Give back each entry unchanged, minus pictures.
[Begin Extracted data]
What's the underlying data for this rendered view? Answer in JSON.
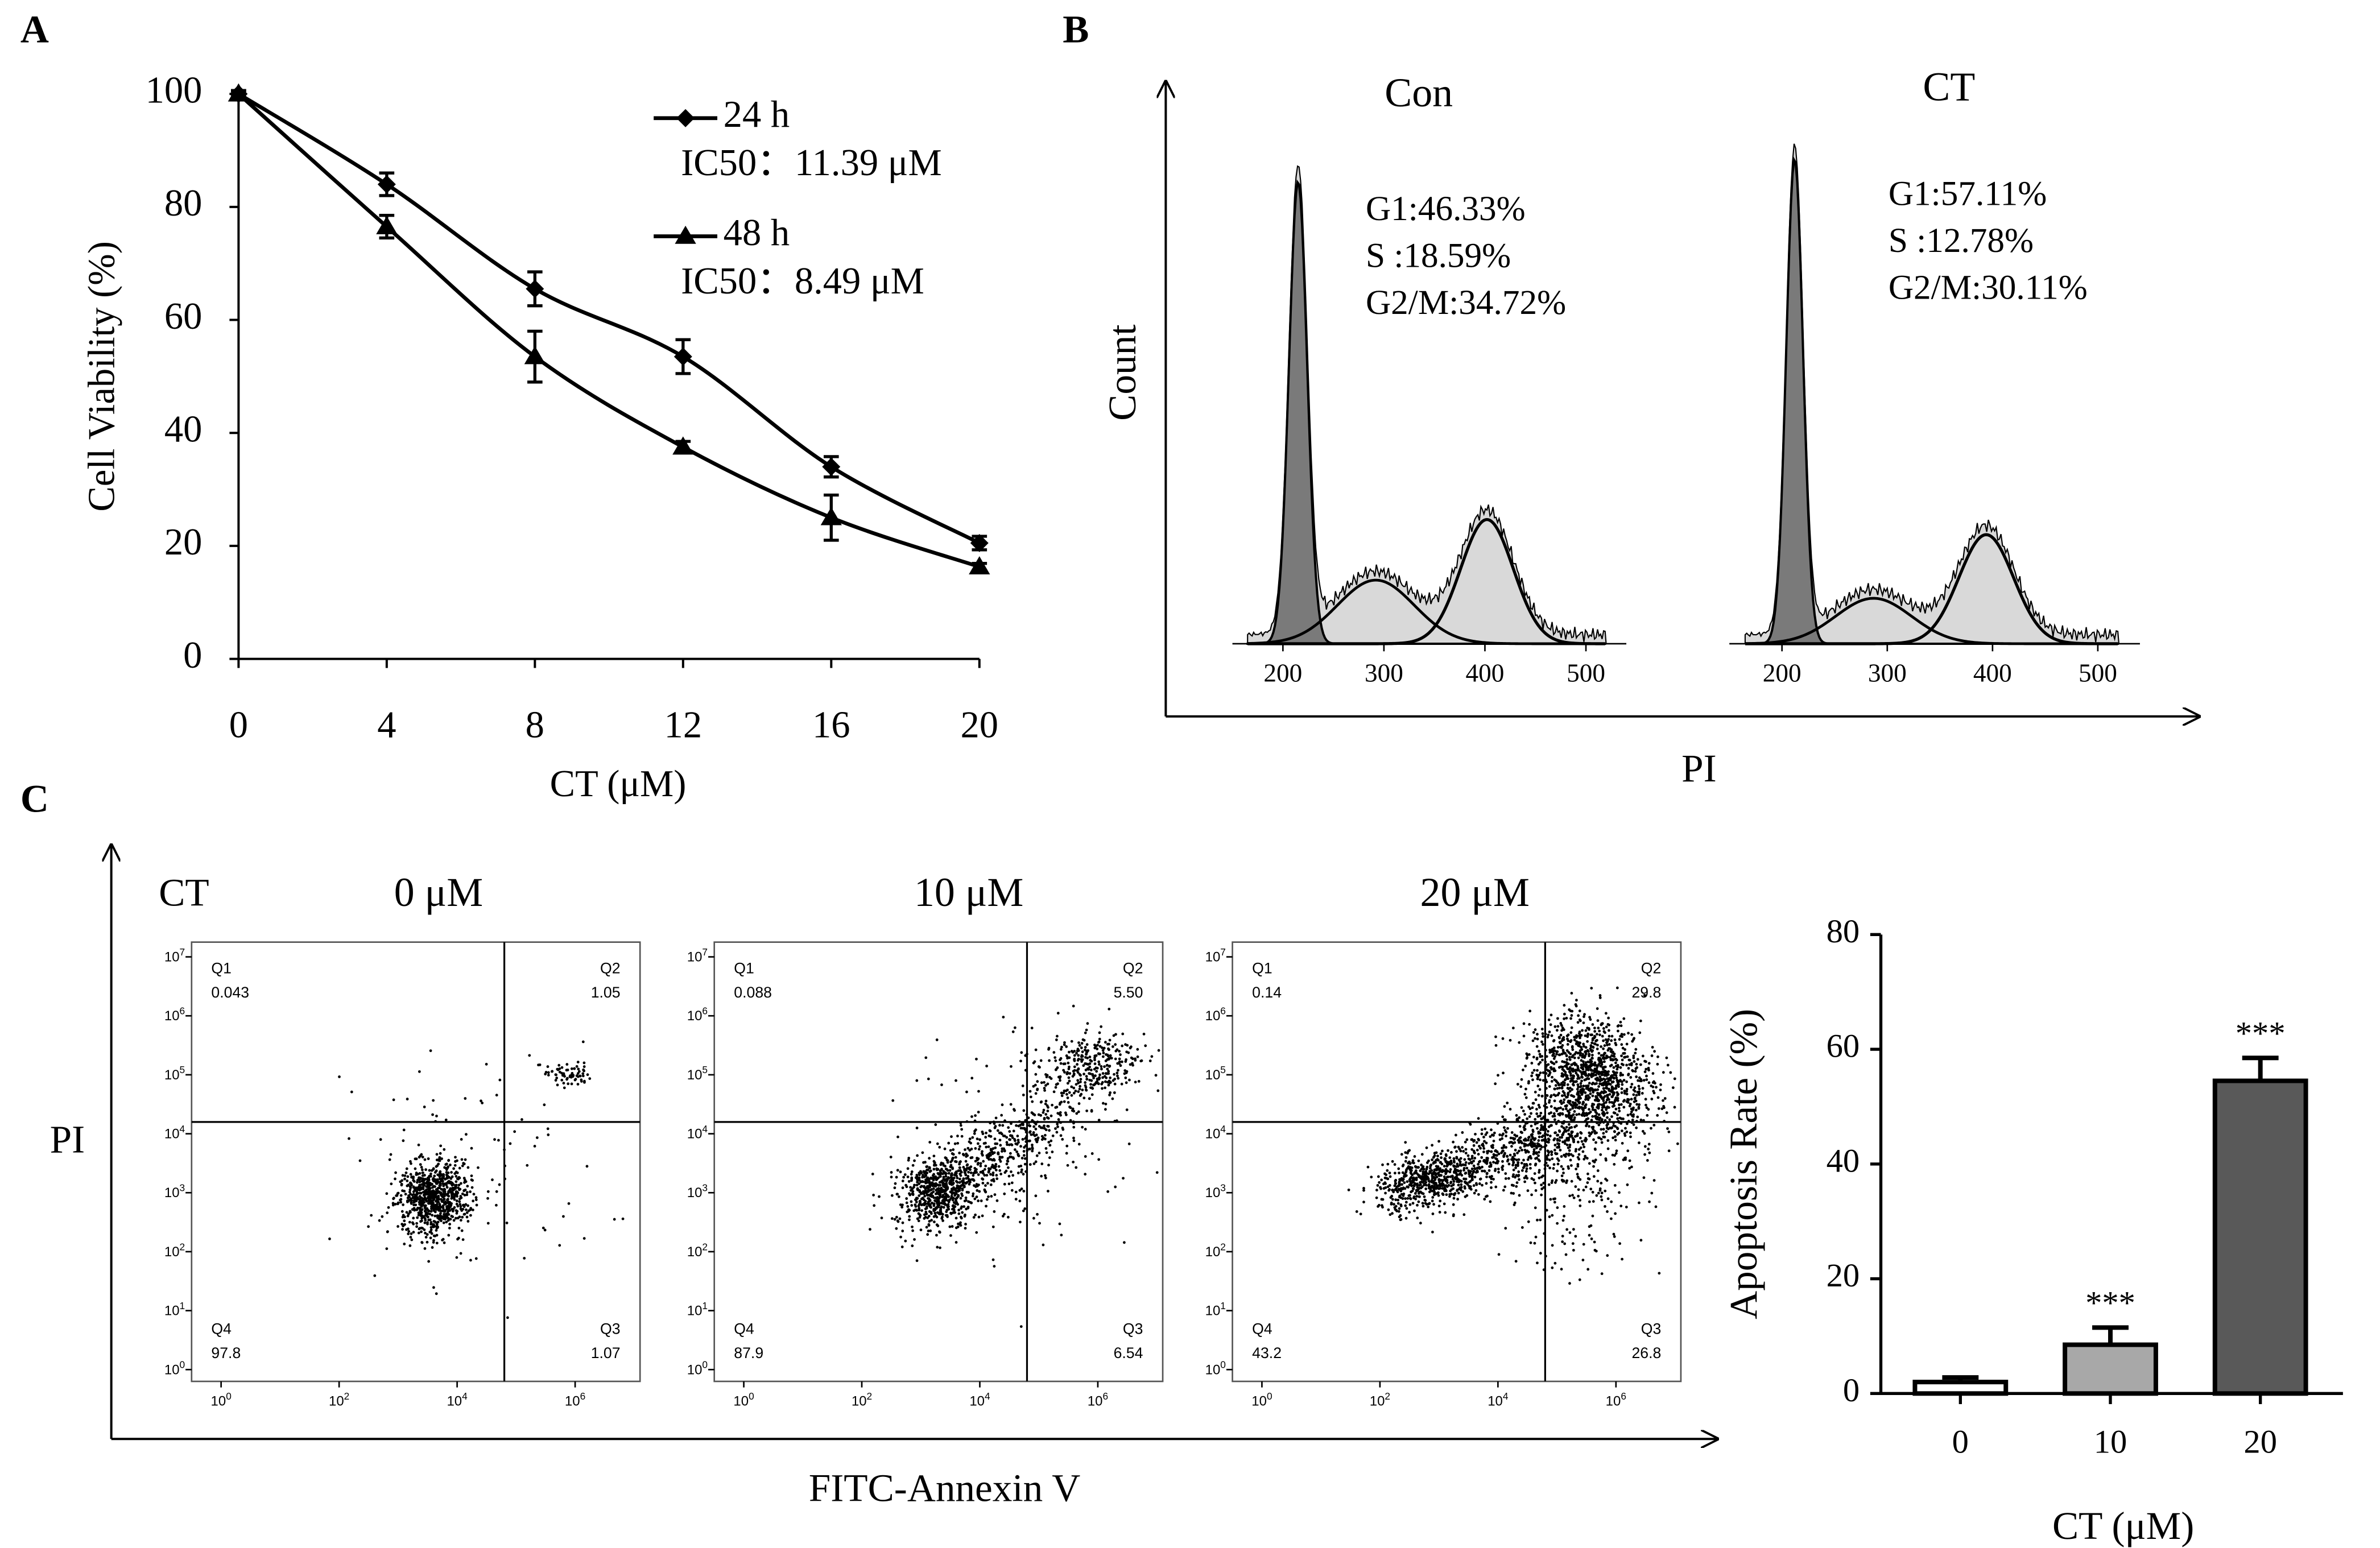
{
  "chart_data": [
    {
      "type": "line",
      "panel": "A",
      "x": [
        0,
        4,
        8,
        12,
        16,
        20
      ],
      "xlim": [
        0,
        20
      ],
      "xticks": [
        0,
        4,
        8,
        12,
        16,
        20
      ],
      "ylim": [
        0,
        100
      ],
      "yticks": [
        0,
        20,
        40,
        60,
        80,
        100
      ],
      "xlabel": "CT (μM)",
      "ylabel": "Cell Viability (%)",
      "legend": "upper right",
      "series": [
        {
          "name": "24 h",
          "color": "#000000",
          "marker": "diamond",
          "values": [
            100,
            84,
            65.5,
            53.5,
            34,
            20.5
          ],
          "errors": [
            0.6,
            2,
            3,
            3,
            1.8,
            1.2
          ],
          "annotation": "IC50：11.39 μM"
        },
        {
          "name": "48 h",
          "color": "#000000",
          "marker": "triangle",
          "values": [
            100,
            76.5,
            53.5,
            37.5,
            25,
            16.3
          ],
          "errors": [
            0.6,
            2,
            4.5,
            1,
            4,
            0.6
          ],
          "annotation": "IC50：8.49 μM"
        }
      ]
    },
    {
      "type": "flow-histogram",
      "panel": "B",
      "xlabel": "PI",
      "ylabel": "Count",
      "xlim": [
        150,
        540
      ],
      "xticks": [
        200,
        300,
        400,
        500
      ],
      "subplots": [
        {
          "title": "Con",
          "values": [
            46.33,
            18.59,
            34.72
          ],
          "value_labels": [
            "G1:46.33%",
            "S :18.59%",
            "G2/M:34.72%"
          ]
        },
        {
          "title": "CT",
          "values": [
            57.11,
            12.78,
            30.11
          ],
          "value_labels": [
            "G1:57.11%",
            "S :12.78%",
            "G2/M:30.11%"
          ]
        }
      ]
    },
    {
      "type": "flow-scatter",
      "panel": "C",
      "prefix": "CT",
      "xlabel": "FITC-Annexin V",
      "ylabel": "PI",
      "log_base": 10,
      "xlim": [
        -0.5,
        7.1
      ],
      "xticks": [
        0,
        2,
        4,
        6
      ],
      "ylim": [
        -0.2,
        7.25
      ],
      "yticks": [
        0,
        1,
        2,
        3,
        4,
        5,
        6,
        7
      ],
      "quadrants": [
        "Q1",
        "Q2",
        "Q3",
        "Q4"
      ],
      "subplots": [
        {
          "title": "0 μM",
          "values": [
            0.043,
            1.05,
            1.07,
            97.8
          ],
          "value_labels": [
            "0.043",
            "1.05",
            "1.07",
            "97.8"
          ]
        },
        {
          "title": "10 μM",
          "values": [
            0.088,
            5.5,
            6.54,
            87.9
          ],
          "value_labels": [
            "0.088",
            "5.50",
            "6.54",
            "87.9"
          ]
        },
        {
          "title": "20 μM",
          "values": [
            0.14,
            29.8,
            26.8,
            43.2
          ],
          "value_labels": [
            "0.14",
            "29.8",
            "26.8",
            "43.2"
          ]
        }
      ]
    },
    {
      "type": "bar",
      "categories": [
        "0",
        "10",
        "20"
      ],
      "values": [
        2,
        8.5,
        54.5
      ],
      "errors": [
        0.8,
        3,
        4
      ],
      "colors": [
        "#ffffff",
        "#a8a8a8",
        "#595959"
      ],
      "significance": [
        null,
        "***",
        "***"
      ],
      "ylim": [
        0,
        80
      ],
      "yticks": [
        0,
        20,
        40,
        60,
        80
      ],
      "xlabel": "CT (μM)",
      "ylabel": "Apoptosis Rate (%)"
    }
  ]
}
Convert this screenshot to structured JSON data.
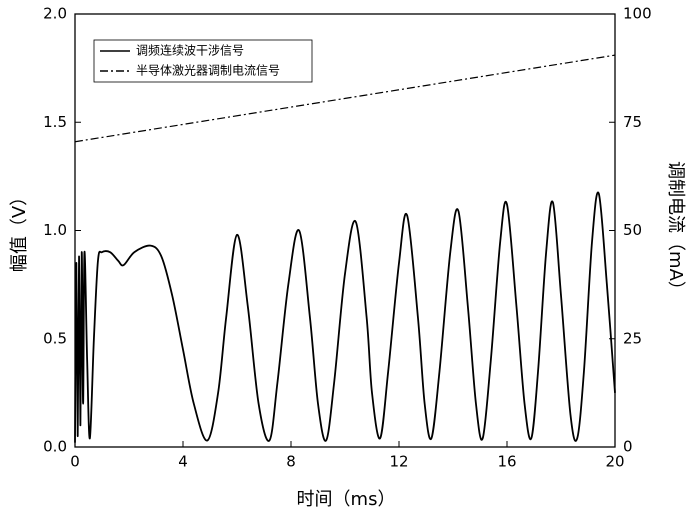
{
  "chart_data": {
    "type": "line",
    "xlabel": "时间（ms）",
    "ylabel": "幅值（V）",
    "y2label": "调制电流（mA）",
    "xlim": [
      0,
      20
    ],
    "xticks": [
      0,
      4,
      8,
      12,
      16,
      20
    ],
    "ylim": [
      0,
      2
    ],
    "yticks": [
      {
        "value": 0,
        "label": "0.0"
      },
      {
        "value": 0.5,
        "label": "0.5"
      },
      {
        "value": 1,
        "label": "1.0"
      },
      {
        "value": 1.5,
        "label": "1.5"
      },
      {
        "value": 2,
        "label": "2.0"
      }
    ],
    "y2lim": [
      0,
      100
    ],
    "y2ticks": [
      0,
      25,
      50,
      75,
      100
    ],
    "legend": "upper left",
    "series": [
      {
        "name": "调频连续波干涉信号",
        "color": "#000000",
        "dash": "solid",
        "x": [
          0,
          0.05,
          0.1,
          0.15,
          0.2,
          0.25,
          0.3,
          0.35,
          0.45,
          0.55,
          0.7,
          0.85,
          1.0,
          1.3,
          1.6,
          1.8,
          2.2,
          2.8,
          3.2,
          3.6,
          4.0,
          4.4,
          4.9,
          5.3,
          5.6,
          6.0,
          6.4,
          6.8,
          7.2,
          7.5,
          7.9,
          8.3,
          8.7,
          9.0,
          9.3,
          9.6,
          10.0,
          10.4,
          10.8,
          11.0,
          11.3,
          11.6,
          12.0,
          12.3,
          12.7,
          12.95,
          13.2,
          13.5,
          13.9,
          14.2,
          14.55,
          14.85,
          15.1,
          15.4,
          15.75,
          16.0,
          16.35,
          16.65,
          16.9,
          17.15,
          17.45,
          17.7,
          18.0,
          18.35,
          18.6,
          18.85,
          19.15,
          19.4,
          19.7,
          20.0
        ],
        "values": [
          0.02,
          0.85,
          0.05,
          0.88,
          0.1,
          0.9,
          0.2,
          0.9,
          0.4,
          0.04,
          0.5,
          0.86,
          0.9,
          0.9,
          0.86,
          0.84,
          0.9,
          0.93,
          0.88,
          0.7,
          0.45,
          0.2,
          0.03,
          0.25,
          0.6,
          0.98,
          0.65,
          0.2,
          0.03,
          0.3,
          0.75,
          1.0,
          0.6,
          0.2,
          0.03,
          0.3,
          0.8,
          1.04,
          0.6,
          0.25,
          0.04,
          0.35,
          0.85,
          1.07,
          0.6,
          0.2,
          0.04,
          0.35,
          0.9,
          1.09,
          0.65,
          0.2,
          0.04,
          0.4,
          0.95,
          1.12,
          0.65,
          0.2,
          0.04,
          0.35,
          0.9,
          1.13,
          0.7,
          0.15,
          0.04,
          0.35,
          0.95,
          1.17,
          0.75,
          0.25
        ]
      },
      {
        "name": "半导体激光器调制电流信号",
        "color": "#000000",
        "dash": "dash-dot",
        "axis": "y2",
        "x": [
          0,
          20
        ],
        "values": [
          70.5,
          90.5
        ]
      }
    ]
  }
}
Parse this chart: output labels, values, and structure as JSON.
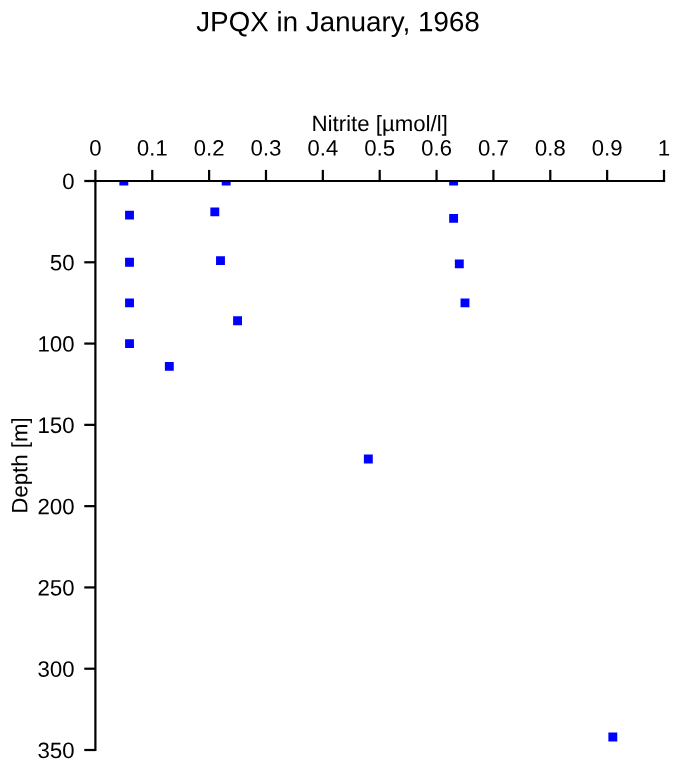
{
  "chart_data": {
    "type": "scatter",
    "title": "JPQX in January, 1968",
    "xlabel": "Nitrite [µmol/l]",
    "ylabel": "Depth [m]",
    "x": [
      0.05,
      0.06,
      0.06,
      0.06,
      0.06,
      0.13,
      0.23,
      0.21,
      0.22,
      0.25,
      0.63,
      0.63,
      0.64,
      0.65,
      0.48,
      0.91
    ],
    "series": [
      {
        "color": "#0000ff",
        "values": [
          0,
          21,
          50,
          75,
          100,
          114,
          0,
          19,
          49,
          86,
          0,
          23,
          51,
          75,
          171,
          342
        ]
      }
    ],
    "xlim": [
      0,
      1
    ],
    "xticks": [
      0,
      0.1,
      0.2,
      0.3,
      0.4,
      0.5,
      0.6,
      0.7,
      0.8,
      0.9,
      1
    ],
    "ylim": [
      350,
      0
    ],
    "yticks": [
      0,
      50,
      100,
      150,
      200,
      250,
      300,
      350
    ],
    "marker": "square",
    "grid": false,
    "legend": false
  }
}
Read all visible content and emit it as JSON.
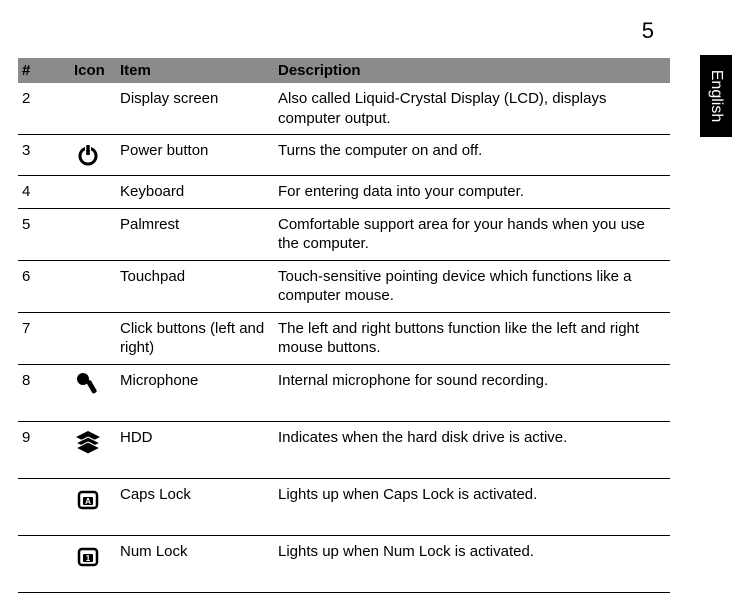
[End Extracted data]
Answer for this exercise:
What's the underlying data for this rendered view? Answer in JSON.
{
  "chart_data": [
    {
      "type": "line",
      "panel": "A",
      "x": [
        0,
        4,
        8,
        12,
        16,
        20
      ],
      "xlim": [
        0,
        20
      ],
      "xticks": [
        0,
        4,
        8,
        12,
        16,
        20
      ],
      "ylim": [
        0,
        100
      ],
      "yticks": [
        0,
        20,
        40,
        60,
        80,
        100
      ],
      "xlabel": "CT (μM)",
      "ylabel": "Cell Viability (%)",
      "legend": "upper right",
      "series": [
        {
          "name": "24 h",
          "color": "#000000",
          "marker": "diamond",
          "values": [
            100,
            84,
            65.5,
            53.5,
            34,
            20.5
          ],
          "errors": [
            0.6,
            2,
            3,
            3,
            1.8,
            1.2
          ],
          "annotation": "IC50：11.39 μM"
        },
        {
          "name": "48 h",
          "color": "#000000",
          "marker": "triangle",
          "values": [
            100,
            76.5,
            53.5,
            37.5,
            25,
            16.3
          ],
          "errors": [
            0.6,
            2,
            4.5,
            1,
            4,
            0.6
          ],
          "annotation": "IC50：8.49 μM"
        }
      ]
    },
    {
      "type": "flow-histogram",
      "panel": "B",
      "xlabel": "PI",
      "ylabel": "Count",
      "xlim": [
        150,
        540
      ],
      "xticks": [
        200,
        300,
        400,
        500
      ],
      "subplots": [
        {
          "title": "Con",
          "values": [
            46.33,
            18.59,
            34.72
          ],
          "value_labels": [
            "G1:46.33%",
            "S :18.59%",
            "G2/M:34.72%"
          ]
        },
        {
          "title": "CT",
          "values": [
            57.11,
            12.78,
            30.11
          ],
          "value_labels": [
            "G1:57.11%",
            "S :12.78%",
            "G2/M:30.11%"
          ]
        }
      ]
    },
    {
      "type": "flow-scatter",
      "panel": "C",
      "prefix": "CT",
      "xlabel": "FITC-Annexin V",
      "ylabel": "PI",
      "log_base": 10,
      "xlim": [
        -0.5,
        7.1
      ],
      "xticks": [
        0,
        2,
        4,
        6
      ],
      "ylim": [
        -0.2,
        7.25
      ],
      "yticks": [
        0,
        1,
        2,
        3,
        4,
        5,
        6,
        7
      ],
      "quadrants": [
        "Q1",
        "Q2",
        "Q3",
        "Q4"
      ],
      "subplots": [
        {
          "title": "0 μM",
          "values": [
            0.043,
            1.05,
            1.07,
            97.8
          ],
          "value_labels": [
            "0.043",
            "1.05",
            "1.07",
            "97.8"
          ]
        },
        {
          "title": "10 μM",
          "values": [
            0.088,
            5.5,
            6.54,
            87.9
          ],
          "value_labels": [
            "0.088",
            "5.50",
            "6.54",
            "87.9"
          ]
        },
        {
          "title": "20 μM",
          "values": [
            0.14,
            29.8,
            26.8,
            43.2
          ],
          "value_labels": [
            "0.14",
            "29.8",
            "26.8",
            "43.2"
          ]
        }
      ]
    },
    {
      "type": "bar",
      "categories": [
        "0",
        "10",
        "20"
      ],
      "values": [
        2,
        8.5,
        54.5
      ],
      "errors": [
        0.8,
        3,
        4
      ],
      "colors": [
        "#ffffff",
        "#a8a8a8",
        "#595959"
      ],
      "significance": [
        null,
        "***",
        "***"
      ],
      "ylim": [
        0,
        80
      ],
      "yticks": [
        0,
        20,
        40,
        60,
        80
      ],
      "xlabel": "CT (μM)",
      "ylabel": "Apoptosis Rate (%)"
    }
  ]
}
Convert this screenshot to structured JSON data.
{
  "chart_data": {
    "type": "line",
    "xlabel": "时间（ms）",
    "ylabel": "幅值（V）",
    "y2label": "调制电流（mA）",
    "xlim": [
      0,
      20
    ],
    "xticks": [
      0,
      4,
      8,
      12,
      16,
      20
    ],
    "ylim": [
      0,
      2
    ],
    "yticks": [
      {
        "value": 0,
        "label": "0.0"
      },
      {
        "value": 0.5,
        "label": "0.5"
      },
      {
        "value": 1,
        "label": "1.0"
      },
      {
        "value": 1.5,
        "label": "1.5"
      },
      {
        "value": 2,
        "label": "2.0"
      }
    ],
    "y2lim": [
      0,
      100
    ],
    "y2ticks": [
      0,
      25,
      50,
      75,
      100
    ],
    "legend": "upper left",
    "series": [
      {
        "name": "调频连续波干涉信号",
        "color": "#000000",
        "dash": "solid",
        "x": [
          0,
          0.05,
          0.1,
          0.15,
          0.2,
          0.25,
          0.3,
          0.35,
          0.45,
          0.55,
          0.7,
          0.85,
          1.0,
          1.3,
          1.6,
          1.8,
          2.2,
          2.8,
          3.2,
          3.6,
          4.0,
          4.4,
          4.9,
          5.3,
          5.6,
          6.0,
          6.4,
          6.8,
          7.2,
          7.5,
          7.9,
          8.3,
          8.7,
          9.0,
          9.3,
          9.6,
          10.0,
          10.4,
          10.8,
          11.0,
          11.3,
          11.6,
          12.0,
          12.3,
          12.7,
          12.95,
          13.2,
          13.5,
          13.9,
          14.2,
          14.55,
          14.85,
          15.1,
          15.4,
          15.75,
          16.0,
          16.35,
          16.65,
          16.9,
          17.15,
          17.45,
          17.7,
          18.0,
          18.35,
          18.6,
          18.85,
          19.15,
          19.4,
          19.7,
          20.0
        ],
        "values": [
          0.02,
          0.85,
          0.05,
          0.88,
          0.1,
          0.9,
          0.2,
          0.9,
          0.4,
          0.04,
          0.5,
          0.86,
          0.9,
          0.9,
          0.86,
          0.84,
          0.9,
          0.93,
          0.88,
          0.7,
          0.45,
          0.2,
          0.03,
          0.25,
          0.6,
          0.98,
          0.65,
          0.2,
          0.03,
          0.3,
          0.75,
          1.0,
          0.6,
          0.2,
          0.03,
          0.3,
          0.8,
          1.04,
          0.6,
          0.25,
          0.04,
          0.35,
          0.85,
          1.07,
          0.6,
          0.2,
          0.04,
          0.35,
          0.9,
          1.09,
          0.65,
          0.2,
          0.04,
          0.4,
          0.95,
          1.12,
          0.65,
          0.2,
          0.04,
          0.35,
          0.9,
          1.13,
          0.7,
          0.15,
          0.04,
          0.35,
          0.95,
          1.17,
          0.75,
          0.25
        ]
      },
      {
        "name": "半导体激光器调制电流信号",
        "color": "#000000",
        "dash": "dash-dot",
        "axis": "y2",
        "x": [
          0,
          20
        ],
        "values": [
          70.5,
          90.5
        ]
      }
    ]
  }
}
Parse this chart: output labels, values, and structure as JSON.
{
  "chart_data": {
    "type": "scatter",
    "title": "JPQX in January, 1968",
    "xlabel": "Nitrite [µmol/l]",
    "ylabel": "Depth [m]",
    "x": [
      0.05,
      0.06,
      0.06,
      0.06,
      0.06,
      0.13,
      0.23,
      0.21,
      0.22,
      0.25,
      0.63,
      0.63,
      0.64,
      0.65,
      0.48,
      0.91
    ],
    "series": [
      {
        "color": "#0000ff",
        "values": [
          0,
          21,
          50,
          75,
          100,
          114,
          0,
          19,
          49,
          86,
          0,
          23,
          51,
          75,
          171,
          342
        ]
      }
    ],
    "xlim": [
      0,
      1
    ],
    "xticks": [
      0,
      0.1,
      0.2,
      0.3,
      0.4,
      0.5,
      0.6,
      0.7,
      0.8,
      0.9,
      1
    ],
    "ylim": [
      350,
      0
    ],
    "yticks": [
      0,
      50,
      100,
      150,
      200,
      250,
      300,
      350
    ],
    "marker": "square",
    "grid": false,
    "legend": false
  }
}
Read all visible content and emit it as JSON.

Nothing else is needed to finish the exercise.